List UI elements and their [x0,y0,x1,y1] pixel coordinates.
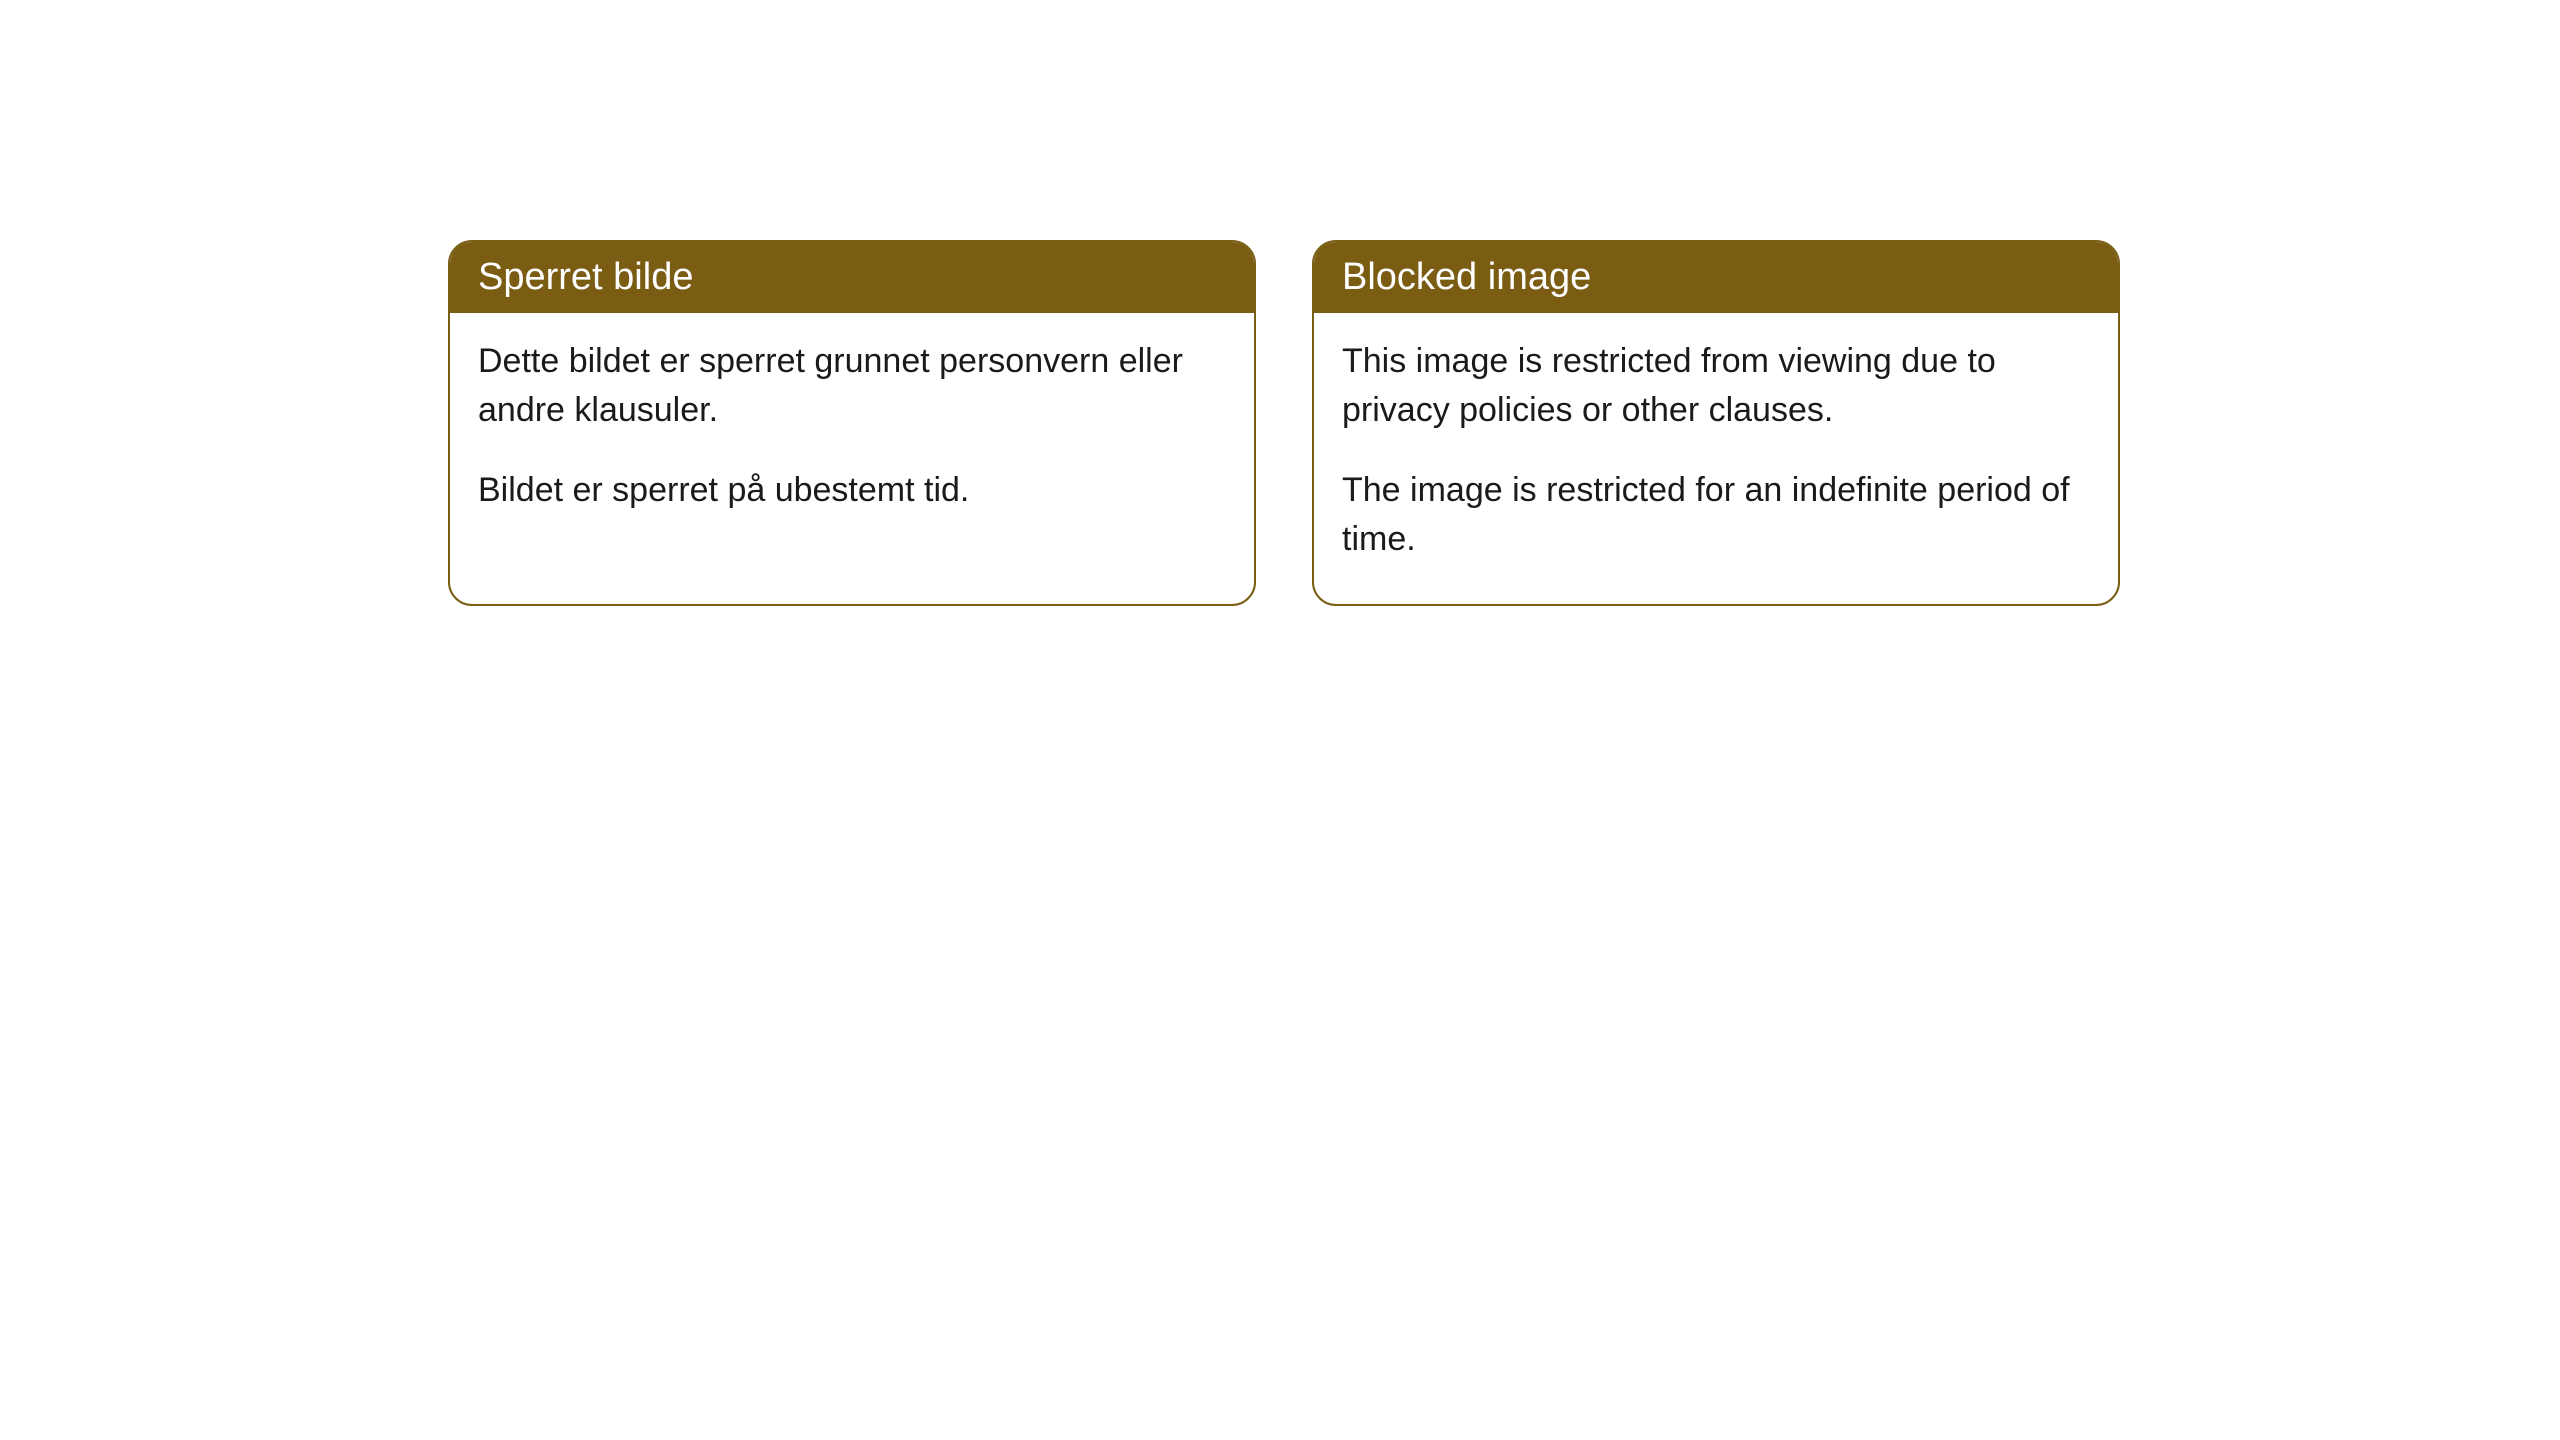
card-body: This image is restricted from viewing du… [1314,313,2118,604]
card-paragraph-2: Bildet er sperret på ubestemt tid. [478,466,1226,515]
card-norwegian: Sperret bilde Dette bildet er sperret gr… [448,240,1256,606]
card-english: Blocked image This image is restricted f… [1312,240,2120,606]
card-header: Sperret bilde [450,242,1254,313]
card-body: Dette bildet er sperret grunnet personve… [450,313,1254,555]
card-paragraph-2: The image is restricted for an indefinit… [1342,466,2090,565]
card-title: Blocked image [1342,256,1591,298]
card-container: Sperret bilde Dette bildet er sperret gr… [448,240,2120,606]
card-paragraph-1: This image is restricted from viewing du… [1342,337,2090,436]
card-header: Blocked image [1314,242,2118,313]
card-paragraph-1: Dette bildet er sperret grunnet personve… [478,337,1226,436]
card-title: Sperret bilde [478,256,693,298]
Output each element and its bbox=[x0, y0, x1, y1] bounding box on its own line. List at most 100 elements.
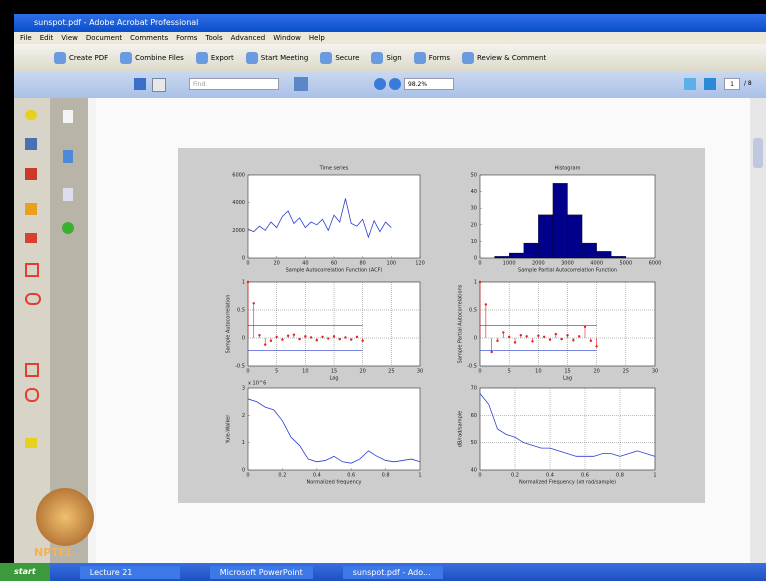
x-tick-label: 0.2 bbox=[511, 473, 519, 479]
plot-area bbox=[248, 388, 420, 470]
y-tick-label: 0 bbox=[474, 256, 477, 262]
x-tick-label: 0.6 bbox=[581, 473, 589, 479]
stem-marker bbox=[485, 303, 487, 305]
x-tick-label: 5000 bbox=[619, 261, 632, 267]
taskbar-item[interactable]: sunspot.pdf - Ado... bbox=[343, 566, 443, 579]
x-tick-label: 0 bbox=[478, 369, 481, 375]
stem-marker bbox=[321, 336, 323, 338]
stem-marker bbox=[578, 335, 580, 337]
stem-marker bbox=[508, 336, 510, 338]
stem-marker bbox=[247, 281, 249, 283]
y-tick-label: -0.5 bbox=[467, 364, 477, 370]
stem-marker bbox=[514, 341, 516, 343]
stem-marker bbox=[361, 340, 363, 342]
stem-marker bbox=[356, 336, 358, 338]
stem-marker bbox=[490, 351, 492, 353]
x-tick-label: 0 bbox=[246, 473, 249, 479]
x-tick-label: 20 bbox=[359, 369, 365, 375]
stem-marker bbox=[590, 340, 592, 342]
x-tick-label: 40 bbox=[302, 261, 308, 267]
stem-marker bbox=[293, 333, 295, 335]
histogram-bar bbox=[495, 256, 510, 258]
y-tick-label: 30 bbox=[471, 206, 477, 212]
x-tick-label: 0 bbox=[246, 261, 249, 267]
x-tick-label: 1000 bbox=[503, 261, 516, 267]
taskbar-item[interactable]: Microsoft PowerPoint bbox=[210, 566, 313, 579]
histogram-bar bbox=[509, 253, 524, 258]
y-tick-label: 50 bbox=[471, 440, 477, 446]
y-tick-label: 0 bbox=[242, 256, 245, 262]
x-tick-label: 1 bbox=[653, 473, 656, 479]
x-tick-label: 4000 bbox=[590, 261, 603, 267]
y-tick-label: 0.5 bbox=[237, 308, 245, 314]
stem-marker bbox=[502, 331, 504, 333]
x-tick-label: 15 bbox=[564, 369, 570, 375]
x-tick-label: 20 bbox=[273, 261, 279, 267]
y-tick-label: 50 bbox=[471, 173, 477, 179]
x-tick-label: 10 bbox=[302, 369, 308, 375]
x-tick-label: 20 bbox=[593, 369, 599, 375]
stem-marker bbox=[520, 334, 522, 336]
stem-marker bbox=[270, 340, 272, 342]
stem-marker bbox=[595, 345, 597, 347]
x-axis-label: Sample Partial Autocorrelation Function bbox=[518, 268, 617, 274]
stem-marker bbox=[258, 334, 260, 336]
taskbar-item[interactable]: Lecture 21 bbox=[80, 566, 180, 579]
y-tick-label: 10 bbox=[471, 239, 477, 245]
x-tick-label: 0.8 bbox=[382, 473, 390, 479]
histogram-bar bbox=[582, 243, 597, 258]
y-axis-label: Sample Partial Autocorrelations bbox=[458, 284, 464, 363]
x-tick-label: 0.4 bbox=[546, 473, 554, 479]
stem-marker bbox=[310, 336, 312, 338]
taskbar: start Lecture 21 Microsoft PowerPoint suns… bbox=[0, 563, 766, 581]
x-tick-label: 30 bbox=[652, 369, 658, 375]
stem-marker bbox=[264, 344, 266, 346]
stem-marker bbox=[572, 339, 574, 341]
y-tick-label: 60 bbox=[471, 413, 477, 419]
logo-text: NPTEL bbox=[34, 546, 73, 559]
stem-marker bbox=[281, 338, 283, 340]
y-tick-label: 1 bbox=[474, 280, 477, 286]
stem-marker bbox=[304, 335, 306, 337]
x-axis-label: Lag bbox=[563, 376, 572, 382]
x-tick-label: 0 bbox=[246, 369, 249, 375]
chart-title: Time series bbox=[319, 166, 349, 172]
stem-marker bbox=[531, 340, 533, 342]
stem-marker bbox=[333, 335, 335, 337]
x-axis-label: Normalized frequency bbox=[306, 480, 361, 486]
y-axis-label: Yule-Walker bbox=[226, 414, 232, 445]
x-tick-label: 0 bbox=[478, 473, 481, 479]
y-tick-label: 3 bbox=[242, 386, 245, 392]
y-tick-label: 70 bbox=[471, 386, 477, 392]
y-tick-label: 0.5 bbox=[469, 308, 477, 314]
y-tick-label: 1 bbox=[242, 280, 245, 286]
x-tick-label: 10 bbox=[535, 369, 541, 375]
y-tick-label: 4000 bbox=[232, 200, 245, 206]
y-tick-label: 6000 bbox=[232, 173, 245, 179]
x-tick-label: 5 bbox=[275, 369, 278, 375]
start-button[interactable]: start bbox=[0, 563, 50, 581]
x-tick-label: 5 bbox=[508, 369, 511, 375]
x-tick-label: 80 bbox=[359, 261, 365, 267]
stem-marker bbox=[555, 333, 557, 335]
x-axis-label: Sample Autocorrelation Function (ACF) bbox=[286, 268, 383, 274]
histogram-bar bbox=[538, 215, 553, 258]
stem-marker bbox=[339, 338, 341, 340]
y-tick-label: 20 bbox=[471, 222, 477, 228]
y-tick-label: 2 bbox=[242, 413, 245, 419]
x-tick-label: 0.6 bbox=[347, 473, 355, 479]
x-tick-label: 1 bbox=[418, 473, 421, 479]
y-tick-label: 0 bbox=[474, 336, 477, 342]
histogram-bar bbox=[611, 256, 626, 258]
x-tick-label: 25 bbox=[388, 369, 394, 375]
x-tick-label: 100 bbox=[387, 261, 397, 267]
x-axis-label: Lag bbox=[329, 376, 338, 382]
plot-area bbox=[248, 175, 420, 258]
x-tick-label: 30 bbox=[417, 369, 423, 375]
stem-marker bbox=[350, 338, 352, 340]
stem-marker bbox=[298, 338, 300, 340]
plot-area bbox=[480, 388, 655, 470]
logo-emblem bbox=[36, 488, 94, 546]
chart-title: Histogram bbox=[555, 166, 581, 172]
______________________________
Copy out all the lines above, putting "stem-dot" in place of every "stem-marker" and keeping everything else the same. Leave the pictures out.

List UI elements and their [x0,y0,x1,y1] pixel coordinates.
card-body: This image is restricted from viewing du… [1314,313,2118,604]
card-paragraph-2: Bildet er sperret på ubestemt tid. [478,466,1226,515]
card-norwegian: Sperret bilde Dette bildet er sperret gr… [448,240,1256,606]
card-english: Blocked image This image is restricted f… [1312,240,2120,606]
card-header: Sperret bilde [450,242,1254,313]
card-body: Dette bildet er sperret grunnet personve… [450,313,1254,555]
card-paragraph-2: The image is restricted for an indefinit… [1342,466,2090,565]
card-title: Blocked image [1342,256,1591,298]
card-container: Sperret bilde Dette bildet er sperret gr… [448,240,2120,606]
card-paragraph-1: This image is restricted from viewing du… [1342,337,2090,436]
card-header: Blocked image [1314,242,2118,313]
card-paragraph-1: Dette bildet er sperret grunnet personve… [478,337,1226,436]
card-title: Sperret bilde [478,256,693,298]
Output each element and its bbox=[x0, y0, x1, y1] bounding box on its own line. List at most 100 elements.
x-tick-label: 0.2 bbox=[511, 473, 519, 479]
plot-area bbox=[248, 388, 420, 470]
y-tick-label: 0 bbox=[474, 256, 477, 262]
x-tick-label: 0.6 bbox=[581, 473, 589, 479]
stem-dot bbox=[485, 303, 487, 305]
x-tick-label: 5000 bbox=[619, 261, 632, 267]
taskbar-item[interactable]: sunspot.pdf - Ado... bbox=[343, 566, 443, 579]
x-tick-label: 0 bbox=[478, 369, 481, 375]
stem-dot bbox=[321, 336, 323, 338]
stem-dot bbox=[578, 335, 580, 337]
stem-dot bbox=[508, 336, 510, 338]
stem-dot bbox=[247, 281, 249, 283]
y-tick-label: -0.5 bbox=[467, 364, 477, 370]
stem-dot bbox=[514, 341, 516, 343]
stem-dot bbox=[361, 340, 363, 342]
stem-dot bbox=[356, 336, 358, 338]
stem-dot bbox=[490, 351, 492, 353]
x-tick-label: 0 bbox=[246, 473, 249, 479]
x-tick-label: 20 bbox=[359, 369, 365, 375]
stem-dot bbox=[590, 340, 592, 342]
x-tick-label: 40 bbox=[302, 261, 308, 267]
stem-dot bbox=[293, 333, 295, 335]
histogram-bar bbox=[495, 256, 510, 258]
y-tick-label: 30 bbox=[471, 206, 477, 212]
x-tick-label: 0 bbox=[246, 261, 249, 267]
x-tick-label: 1000 bbox=[503, 261, 516, 267]
taskbar-item[interactable]: Microsoft PowerPoint bbox=[210, 566, 313, 579]
histogram-bar bbox=[509, 253, 524, 258]
y-tick-label: 50 bbox=[471, 440, 477, 446]
y-tick-label: 0 bbox=[242, 256, 245, 262]
x-tick-label: 1 bbox=[653, 473, 656, 479]
x-tick-label: 4000 bbox=[590, 261, 603, 267]
y-tick-label: 0.5 bbox=[237, 308, 245, 314]
stem-dot bbox=[502, 331, 504, 333]
x-tick-label: 15 bbox=[564, 369, 570, 375]
x-tick-label: 20 bbox=[273, 261, 279, 267]
y-tick-label: 50 bbox=[471, 173, 477, 179]
x-tick-label: 10 bbox=[302, 369, 308, 375]
x-tick-label: 20 bbox=[593, 369, 599, 375]
stem-dot bbox=[520, 334, 522, 336]
stem-dot bbox=[270, 340, 272, 342]
stem-dot bbox=[595, 345, 597, 347]
x-axis-label: Sample Partial Autocorrelation Function bbox=[518, 268, 617, 274]
stem-dot bbox=[258, 334, 260, 336]
taskbar-item[interactable]: Lecture 21 bbox=[80, 566, 180, 579]
y-tick-label: 10 bbox=[471, 239, 477, 245]
x-tick-label: 0.8 bbox=[382, 473, 390, 479]
histogram-bar bbox=[582, 243, 597, 258]
y-axis-label: Sample Partial Autocorrelations bbox=[458, 284, 464, 363]
x-tick-label: 0.4 bbox=[546, 473, 554, 479]
stem-dot bbox=[310, 336, 312, 338]
taskbar: start Lecture 21 Microsoft PowerPoint suns… bbox=[0, 563, 766, 581]
x-tick-label: 30 bbox=[652, 369, 658, 375]
stem-dot bbox=[264, 344, 266, 346]
stem-dot bbox=[572, 339, 574, 341]
y-tick-label: 60 bbox=[471, 413, 477, 419]
logo-text: NPTEL bbox=[34, 546, 73, 559]
stem-dot bbox=[281, 338, 283, 340]
y-tick-label: 1 bbox=[474, 280, 477, 286]
stem-dot bbox=[304, 335, 306, 337]
x-axis-label: Lag bbox=[563, 376, 572, 382]
x-tick-label: 0 bbox=[246, 369, 249, 375]
chart-title: Time series bbox=[319, 166, 349, 172]
stem-dot bbox=[531, 340, 533, 342]
stem-dot bbox=[333, 335, 335, 337]
x-axis-label: Normalized frequency bbox=[306, 480, 361, 486]
y-axis-label: Yule-Walker bbox=[226, 414, 232, 445]
x-tick-label: 0 bbox=[478, 473, 481, 479]
y-tick-label: 3 bbox=[242, 386, 245, 392]
y-tick-label: 70 bbox=[471, 386, 477, 392]
y-tick-label: 0.5 bbox=[469, 308, 477, 314]
y-tick-label: 1 bbox=[242, 280, 245, 286]
x-tick-label: 10 bbox=[535, 369, 541, 375]
y-tick-label: 4000 bbox=[232, 200, 245, 206]
y-tick-label: 6000 bbox=[232, 173, 245, 179]
x-tick-label: 5 bbox=[275, 369, 278, 375]
start-button[interactable]: start bbox=[0, 563, 50, 581]
x-tick-label: 5 bbox=[508, 369, 511, 375]
x-tick-label: 80 bbox=[359, 261, 365, 267]
stem-dot bbox=[555, 333, 557, 335]
x-axis-label: Sample Autocorrelation Function (ACF) bbox=[286, 268, 383, 274]
histogram-bar bbox=[538, 215, 553, 258]
stem-dot bbox=[339, 338, 341, 340]
y-tick-label: 20 bbox=[471, 222, 477, 228]
y-tick-label: 2 bbox=[242, 413, 245, 419]
x-tick-label: 0.6 bbox=[347, 473, 355, 479]
x-tick-label: 1 bbox=[418, 473, 421, 479]
y-tick-label: 0 bbox=[474, 336, 477, 342]
histogram-bar bbox=[611, 256, 626, 258]
x-tick-label: 25 bbox=[388, 369, 394, 375]
x-tick-label: 100 bbox=[387, 261, 397, 267]
x-axis-label: Lag bbox=[329, 376, 338, 382]
plot-area bbox=[248, 175, 420, 258]
x-tick-label: 30 bbox=[417, 369, 423, 375]
stem-dot bbox=[350, 338, 352, 340]
stem-dot bbox=[298, 338, 300, 340]
plot-area bbox=[480, 388, 655, 470]
logo-emblem bbox=[36, 488, 94, 546]
chart-title: Histogram bbox=[555, 166, 581, 172]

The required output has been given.